◆ JOB
Pictures should be excluded; otherwise, copy every entry exactly.
## start RECORD SET
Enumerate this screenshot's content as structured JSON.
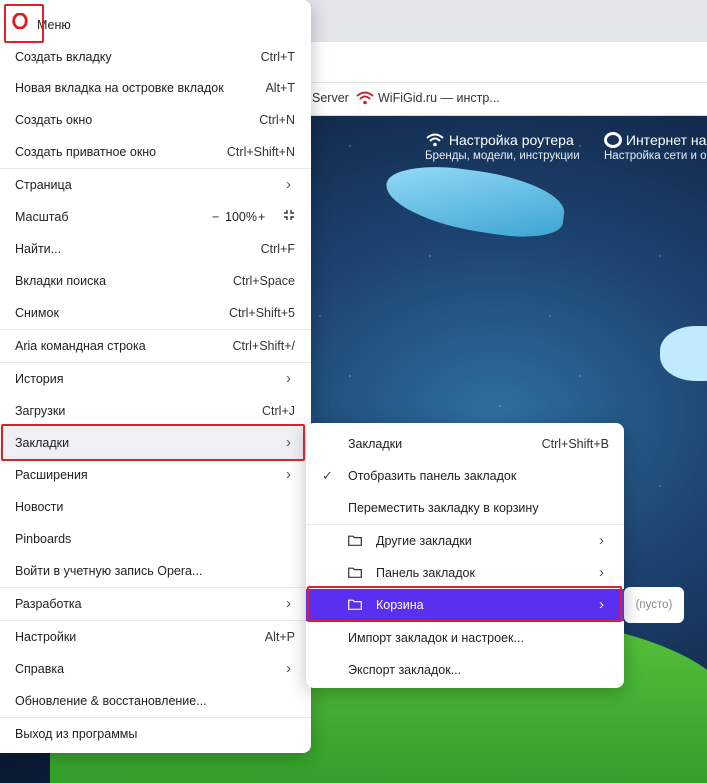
{
  "background": {
    "bookmarks_bar": [
      {
        "label": "Server"
      },
      {
        "label": "WiFiGid.ru — инстр..."
      }
    ],
    "promos": [
      {
        "title": "Настройка роутера",
        "subtitle": "Бренды, модели, инструкции",
        "icon": "wifi-icon"
      },
      {
        "title": "Интернет на",
        "subtitle": "Настройка сети и о",
        "icon": "ie-icon"
      }
    ],
    "empty_tooltip": "(пусто)"
  },
  "menu": {
    "title": "Меню",
    "logo": "opera-logo",
    "items": [
      {
        "label": "Создать вкладку",
        "shortcut": "Ctrl+T"
      },
      {
        "label": "Новая вкладка на островке вкладок",
        "shortcut": "Alt+T"
      },
      {
        "label": "Создать окно",
        "shortcut": "Ctrl+N"
      },
      {
        "label": "Создать приватное окно",
        "shortcut": "Ctrl+Shift+N"
      },
      {
        "label": "Страница",
        "submenu": true
      },
      {
        "label": "Масштаб",
        "zoom": "100%"
      },
      {
        "label": "Найти...",
        "shortcut": "Ctrl+F"
      },
      {
        "label": "Вкладки поиска",
        "shortcut": "Ctrl+Space"
      },
      {
        "label": "Снимок",
        "shortcut": "Ctrl+Shift+5"
      },
      {
        "label": "Aria командная строка",
        "shortcut": "Ctrl+Shift+/"
      },
      {
        "label": "История",
        "submenu": true
      },
      {
        "label": "Загрузки",
        "shortcut": "Ctrl+J"
      },
      {
        "label": "Закладки",
        "submenu": true
      },
      {
        "label": "Расширения",
        "submenu": true
      },
      {
        "label": "Новости"
      },
      {
        "label": "Pinboards"
      },
      {
        "label": "Войти в учетную запись Opera..."
      },
      {
        "label": "Разработка",
        "submenu": true
      },
      {
        "label": "Настройки",
        "shortcut": "Alt+P"
      },
      {
        "label": "Справка",
        "submenu": true
      },
      {
        "label": "Обновление & восстановление..."
      },
      {
        "label": "Выход из программы"
      }
    ]
  },
  "bookmarks_submenu": {
    "items": [
      {
        "label": "Закладки",
        "shortcut": "Ctrl+Shift+B"
      },
      {
        "label": "Отобразить панель закладок",
        "checked": true
      },
      {
        "label": "Переместить закладку в корзину"
      },
      {
        "label": "Другие закладки",
        "folder": true,
        "submenu": true
      },
      {
        "label": "Панель закладок",
        "folder": true,
        "submenu": true
      },
      {
        "label": "Корзина",
        "folder": true,
        "submenu": true,
        "active": true
      },
      {
        "label": "Импорт закладок и настроек..."
      },
      {
        "label": "Экспорт закладок..."
      }
    ]
  },
  "colors": {
    "active_item": "#5b2ff0",
    "highlight_box": "#d8232a",
    "opera_red": "#e0191f"
  }
}
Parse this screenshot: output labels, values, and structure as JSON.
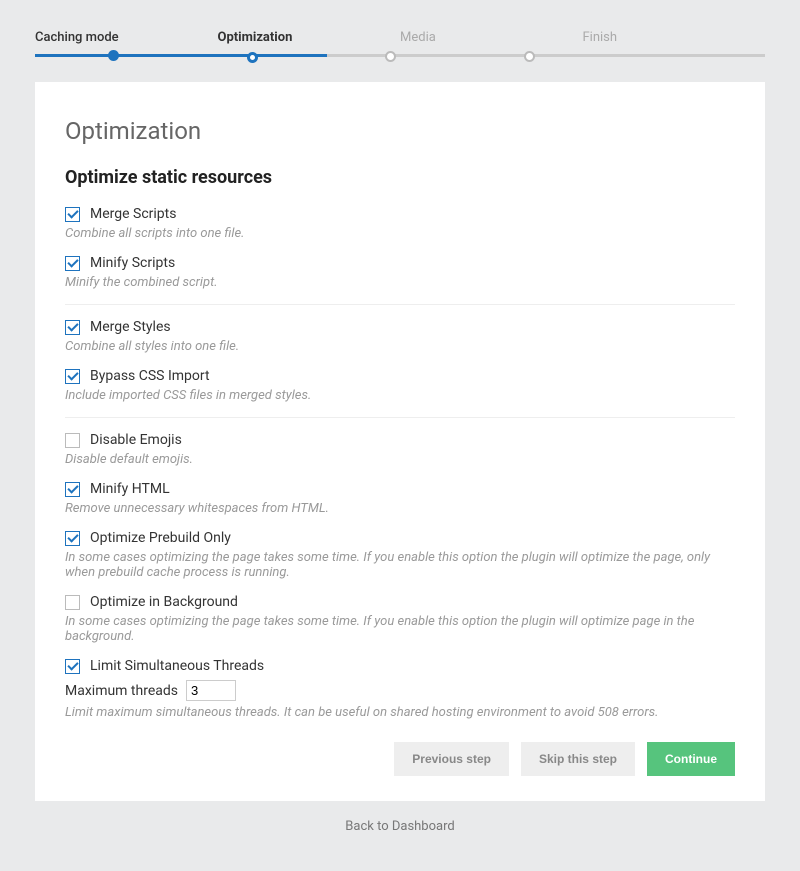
{
  "stepper": {
    "steps": [
      {
        "label": "Caching mode",
        "state": "done"
      },
      {
        "label": "Optimization",
        "state": "active"
      },
      {
        "label": "Media",
        "state": "pending"
      },
      {
        "label": "Finish",
        "state": "pending"
      }
    ]
  },
  "page": {
    "title": "Optimization",
    "section_title": "Optimize static resources"
  },
  "options": {
    "merge_scripts": {
      "label": "Merge Scripts",
      "desc": "Combine all scripts into one file.",
      "checked": true
    },
    "minify_scripts": {
      "label": "Minify Scripts",
      "desc": "Minify the combined script.",
      "checked": true
    },
    "merge_styles": {
      "label": "Merge Styles",
      "desc": "Combine all styles into one file.",
      "checked": true
    },
    "bypass_css_import": {
      "label": "Bypass CSS Import",
      "desc": "Include imported CSS files in merged styles.",
      "checked": true
    },
    "disable_emojis": {
      "label": "Disable Emojis",
      "desc": "Disable default emojis.",
      "checked": false
    },
    "minify_html": {
      "label": "Minify HTML",
      "desc": "Remove unnecessary whitespaces from HTML.",
      "checked": true
    },
    "optimize_prebuild_only": {
      "label": "Optimize Prebuild Only",
      "desc": "In some cases optimizing the page takes some time. If you enable this option the plugin will optimize the page, only when prebuild cache process is running.",
      "checked": true
    },
    "optimize_in_background": {
      "label": "Optimize in Background",
      "desc": "In some cases optimizing the page takes some time. If you enable this option the plugin will optimize page in the background.",
      "checked": false
    },
    "limit_threads": {
      "label": "Limit Simultaneous Threads",
      "desc": "Limit maximum simultaneous threads. It can be useful on shared hosting environment to avoid 508 errors.",
      "checked": true
    },
    "max_threads_label": "Maximum threads",
    "max_threads_value": "3"
  },
  "actions": {
    "prev": "Previous step",
    "skip": "Skip this step",
    "continue": "Continue"
  },
  "back_link": "Back to Dashboard"
}
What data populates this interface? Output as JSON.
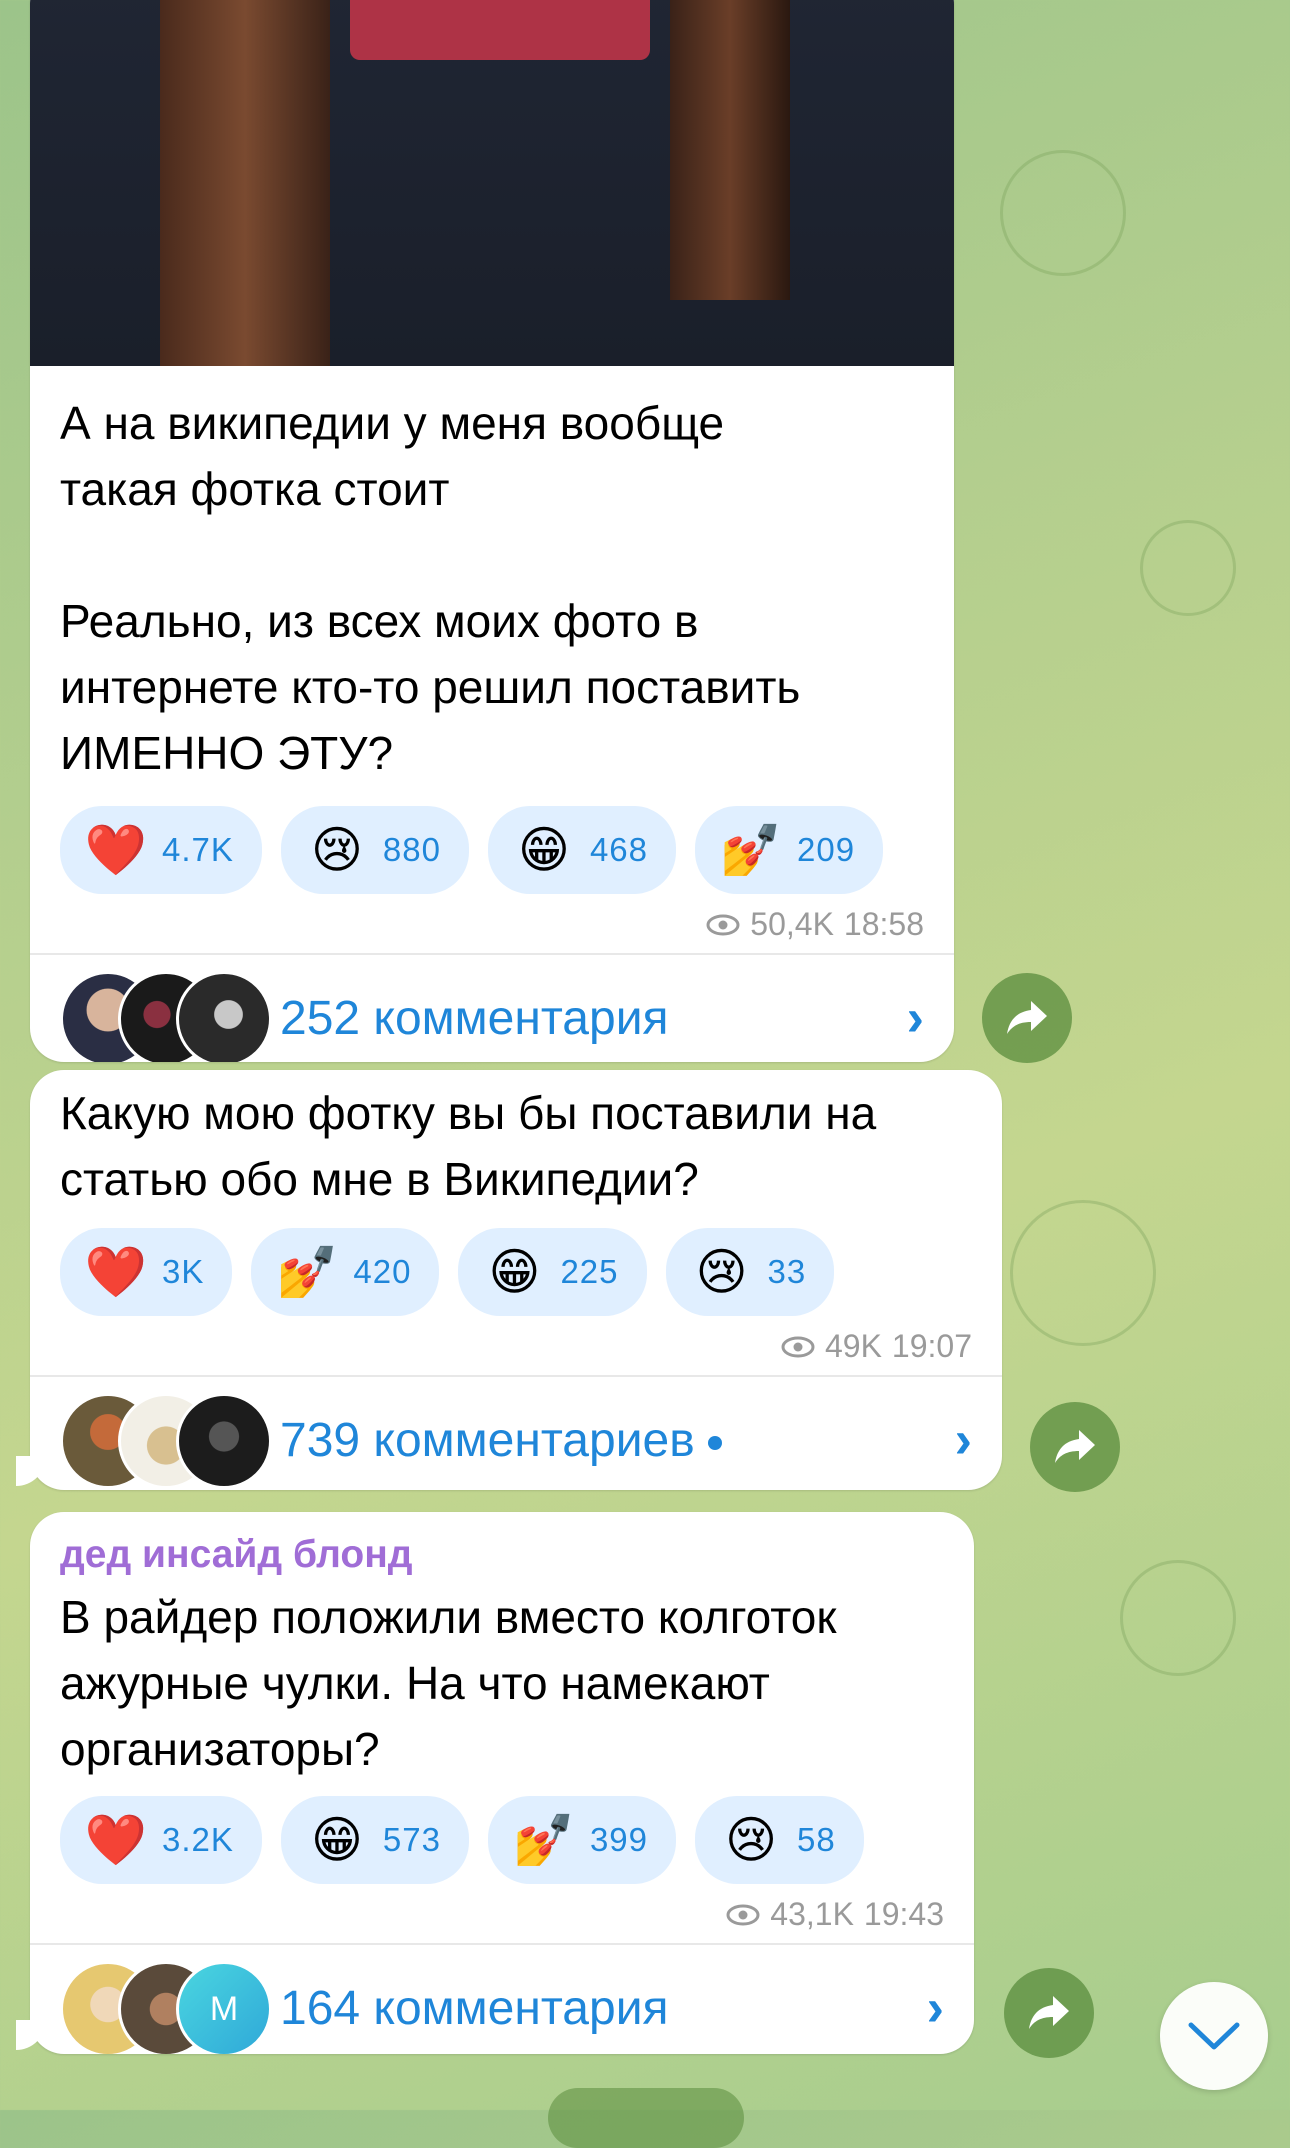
{
  "messages": [
    {
      "text": "А на википедии у меня вообще\nтакая фотка стоит\n\nРеально, из всех моих фото в\nинтернете кто-то решил поставить\nИМЕННО ЭТУ?",
      "reactions": [
        {
          "emoji": "❤️",
          "icon": "heart-icon",
          "count": "4.7K"
        },
        {
          "emoji": "😢",
          "icon": "crying-face-icon",
          "count": "880"
        },
        {
          "emoji": "😁",
          "icon": "grinning-face-icon",
          "count": "468"
        },
        {
          "emoji": "💅",
          "icon": "nail-polish-icon",
          "count": "209"
        }
      ],
      "views": "50,4K",
      "time": "18:58",
      "comments": "252 комментария"
    },
    {
      "text": "Какую мою фотку вы бы поставили на\nстатью обо мне в Википедии?",
      "reactions": [
        {
          "emoji": "❤️",
          "icon": "heart-icon",
          "count": "3K"
        },
        {
          "emoji": "💅",
          "icon": "nail-polish-icon",
          "count": "420"
        },
        {
          "emoji": "😁",
          "icon": "grinning-face-icon",
          "count": "225"
        },
        {
          "emoji": "😢",
          "icon": "crying-face-icon",
          "count": "33"
        }
      ],
      "views": "49K",
      "time": "19:07",
      "comments": "739 комментариев"
    },
    {
      "sender": "дед инсайд блонд",
      "text": "В райдер положили вместо колготок\nажурные чулки. На что намекают\nорганизаторы?",
      "reactions": [
        {
          "emoji": "❤️",
          "icon": "heart-icon",
          "count": "3.2K"
        },
        {
          "emoji": "😁",
          "icon": "grinning-face-icon",
          "count": "573"
        },
        {
          "emoji": "💅",
          "icon": "nail-polish-icon",
          "count": "399"
        },
        {
          "emoji": "😢",
          "icon": "crying-face-icon",
          "count": "58"
        }
      ],
      "views": "43,1K",
      "time": "19:43",
      "comments": "164 комментария",
      "avatar_initial": "M"
    }
  ],
  "colors": {
    "link": "#1f86d9",
    "reaction_bg": "#e0efff",
    "sender": "#a06dd6",
    "bubble": "#ffffff"
  }
}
## end RECORD SET
◆ THE REPLY
Enumerate this screenshot's content as structured JSON.
{
  "background": {
    "bookmarks_bar": [
      {
        "label": "Server"
      },
      {
        "label": "WiFiGid.ru — инстр..."
      }
    ],
    "promos": [
      {
        "title": "Настройка роутера",
        "subtitle": "Бренды, модели, инструкции",
        "icon": "wifi-icon"
      },
      {
        "title": "Интернет на",
        "subtitle": "Настройка сети и о",
        "icon": "ie-icon"
      }
    ],
    "empty_tooltip": "(пусто)"
  },
  "menu": {
    "title": "Меню",
    "logo": "opera-logo",
    "items": [
      {
        "label": "Создать вкладку",
        "shortcut": "Ctrl+T"
      },
      {
        "label": "Новая вкладка на островке вкладок",
        "shortcut": "Alt+T"
      },
      {
        "label": "Создать окно",
        "shortcut": "Ctrl+N"
      },
      {
        "label": "Создать приватное окно",
        "shortcut": "Ctrl+Shift+N"
      },
      {
        "label": "Страница",
        "submenu": true
      },
      {
        "label": "Масштаб",
        "zoom": "100%"
      },
      {
        "label": "Найти...",
        "shortcut": "Ctrl+F"
      },
      {
        "label": "Вкладки поиска",
        "shortcut": "Ctrl+Space"
      },
      {
        "label": "Снимок",
        "shortcut": "Ctrl+Shift+5"
      },
      {
        "label": "Aria командная строка",
        "shortcut": "Ctrl+Shift+/"
      },
      {
        "label": "История",
        "submenu": true
      },
      {
        "label": "Загрузки",
        "shortcut": "Ctrl+J"
      },
      {
        "label": "Закладки",
        "submenu": true
      },
      {
        "label": "Расширения",
        "submenu": true
      },
      {
        "label": "Новости"
      },
      {
        "label": "Pinboards"
      },
      {
        "label": "Войти в учетную запись Opera..."
      },
      {
        "label": "Разработка",
        "submenu": true
      },
      {
        "label": "Настройки",
        "shortcut": "Alt+P"
      },
      {
        "label": "Справка",
        "submenu": true
      },
      {
        "label": "Обновление & восстановление..."
      },
      {
        "label": "Выход из программы"
      }
    ]
  },
  "bookmarks_submenu": {
    "items": [
      {
        "label": "Закладки",
        "shortcut": "Ctrl+Shift+B"
      },
      {
        "label": "Отобразить панель закладок",
        "checked": true
      },
      {
        "label": "Переместить закладку в корзину"
      },
      {
        "label": "Другие закладки",
        "folder": true,
        "submenu": true
      },
      {
        "label": "Панель закладок",
        "folder": true,
        "submenu": true
      },
      {
        "label": "Корзина",
        "folder": true,
        "submenu": true,
        "active": true
      },
      {
        "label": "Импорт закладок и настроек..."
      },
      {
        "label": "Экспорт закладок..."
      }
    ]
  },
  "colors": {
    "active_item": "#5b2ff0",
    "highlight_box": "#d8232a",
    "opera_red": "#e0191f"
  }
}
Parse this screenshot: output labels, values, and structure as JSON.
{
  "stepper": {
    "steps": [
      {
        "label": "Caching mode",
        "state": "done"
      },
      {
        "label": "Optimization",
        "state": "active"
      },
      {
        "label": "Media",
        "state": "pending"
      },
      {
        "label": "Finish",
        "state": "pending"
      }
    ]
  },
  "page": {
    "title": "Optimization",
    "section_title": "Optimize static resources"
  },
  "options": {
    "merge_scripts": {
      "label": "Merge Scripts",
      "desc": "Combine all scripts into one file.",
      "checked": true
    },
    "minify_scripts": {
      "label": "Minify Scripts",
      "desc": "Minify the combined script.",
      "checked": true
    },
    "merge_styles": {
      "label": "Merge Styles",
      "desc": "Combine all styles into one file.",
      "checked": true
    },
    "bypass_css_import": {
      "label": "Bypass CSS Import",
      "desc": "Include imported CSS files in merged styles.",
      "checked": true
    },
    "disable_emojis": {
      "label": "Disable Emojis",
      "desc": "Disable default emojis.",
      "checked": false
    },
    "minify_html": {
      "label": "Minify HTML",
      "desc": "Remove unnecessary whitespaces from HTML.",
      "checked": true
    },
    "optimize_prebuild_only": {
      "label": "Optimize Prebuild Only",
      "desc": "In some cases optimizing the page takes some time. If you enable this option the plugin will optimize the page, only when prebuild cache process is running.",
      "checked": true
    },
    "optimize_in_background": {
      "label": "Optimize in Background",
      "desc": "In some cases optimizing the page takes some time. If you enable this option the plugin will optimize page in the background.",
      "checked": false
    },
    "limit_threads": {
      "label": "Limit Simultaneous Threads",
      "desc": "Limit maximum simultaneous threads. It can be useful on shared hosting environment to avoid 508 errors.",
      "checked": true
    },
    "max_threads_label": "Maximum threads",
    "max_threads_value": "3"
  },
  "actions": {
    "prev": "Previous step",
    "skip": "Skip this step",
    "continue": "Continue"
  },
  "back_link": "Back to Dashboard"
}
What data populates this interface? Output as JSON.
{
  "messages": [
    {
      "text": "А на википедии у меня вообще\nтакая фотка стоит\n\nРеально, из всех моих фото в\nинтернете кто-то решил поставить\nИМЕННО ЭТУ?",
      "reactions": [
        {
          "emoji": "❤️",
          "icon": "heart-icon",
          "count": "4.7K"
        },
        {
          "emoji": "😢",
          "icon": "crying-face-icon",
          "count": "880"
        },
        {
          "emoji": "😁",
          "icon": "grinning-face-icon",
          "count": "468"
        },
        {
          "emoji": "💅",
          "icon": "nail-polish-icon",
          "count": "209"
        }
      ],
      "views": "50,4K",
      "time": "18:58",
      "comments": "252 комментария"
    },
    {
      "text": "Какую мою фотку вы бы поставили на\nстатью обо мне в Википедии?",
      "reactions": [
        {
          "emoji": "❤️",
          "icon": "heart-icon",
          "count": "3K"
        },
        {
          "emoji": "💅",
          "icon": "nail-polish-icon",
          "count": "420"
        },
        {
          "emoji": "😁",
          "icon": "grinning-face-icon",
          "count": "225"
        },
        {
          "emoji": "😢",
          "icon": "crying-face-icon",
          "count": "33"
        }
      ],
      "views": "49K",
      "time": "19:07",
      "comments": "739 комментариев"
    },
    {
      "sender": "дед инсайд блонд",
      "text": "В райдер положили вместо колготок\nажурные чулки. На что намекают\nорганизаторы?",
      "reactions": [
        {
          "emoji": "❤️",
          "icon": "heart-icon",
          "count": "3.2K"
        },
        {
          "emoji": "😁",
          "icon": "grinning-face-icon",
          "count": "573"
        },
        {
          "emoji": "💅",
          "icon": "nail-polish-icon",
          "count": "399"
        },
        {
          "emoji": "😢",
          "icon": "crying-face-icon",
          "count": "58"
        }
      ],
      "views": "43,1K",
      "time": "19:43",
      "comments": "164 комментария",
      "avatar_initial": "M"
    }
  ],
  "colors": {
    "link": "#1f86d9",
    "reaction_bg": "#e0efff",
    "sender": "#a06dd6",
    "bubble": "#ffffff"
  }
}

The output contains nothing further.